==== WORKING DATA
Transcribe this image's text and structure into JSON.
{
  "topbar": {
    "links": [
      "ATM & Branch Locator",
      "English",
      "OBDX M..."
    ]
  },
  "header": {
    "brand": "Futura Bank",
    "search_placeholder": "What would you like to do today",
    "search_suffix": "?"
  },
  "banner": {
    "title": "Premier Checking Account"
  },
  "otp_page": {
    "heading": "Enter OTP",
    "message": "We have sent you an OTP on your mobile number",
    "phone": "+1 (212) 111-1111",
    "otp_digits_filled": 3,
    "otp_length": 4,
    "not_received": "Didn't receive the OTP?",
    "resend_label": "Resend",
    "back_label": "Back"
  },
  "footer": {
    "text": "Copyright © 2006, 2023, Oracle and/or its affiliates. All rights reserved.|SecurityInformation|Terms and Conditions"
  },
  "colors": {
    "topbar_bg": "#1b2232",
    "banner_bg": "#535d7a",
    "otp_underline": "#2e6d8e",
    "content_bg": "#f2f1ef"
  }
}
========
◆ WHAT TO PRODUCE
Send back every record, precisely as written.

◆ WORKED ANSWER
Transcribe this image's text and structure into JSON.
{
  "topbar": {
    "links": [
      "ATM & Branch Locator",
      "English",
      "OBDX M..."
    ]
  },
  "header": {
    "brand": "Futura Bank",
    "search_placeholder": "What would you like to do today",
    "search_suffix": "?"
  },
  "banner": {
    "title": "Premier Checking Account"
  },
  "otp_page": {
    "heading": "Enter OTP",
    "message": "We have sent you an OTP on your mobile number",
    "phone": "+1 (212) 111-1111",
    "otp_digits_filled": 3,
    "otp_length": 4,
    "not_received": "Didn't receive the OTP?",
    "resend_label": "Resend",
    "back_label": "Back"
  },
  "footer": {
    "text": "Copyright © 2006, 2023, Oracle and/or its affiliates. All rights reserved.|SecurityInformation|Terms and Conditions"
  },
  "colors": {
    "topbar_bg": "#1b2232",
    "banner_bg": "#535d7a",
    "otp_underline": "#2e6d8e",
    "content_bg": "#f2f1ef"
  }
}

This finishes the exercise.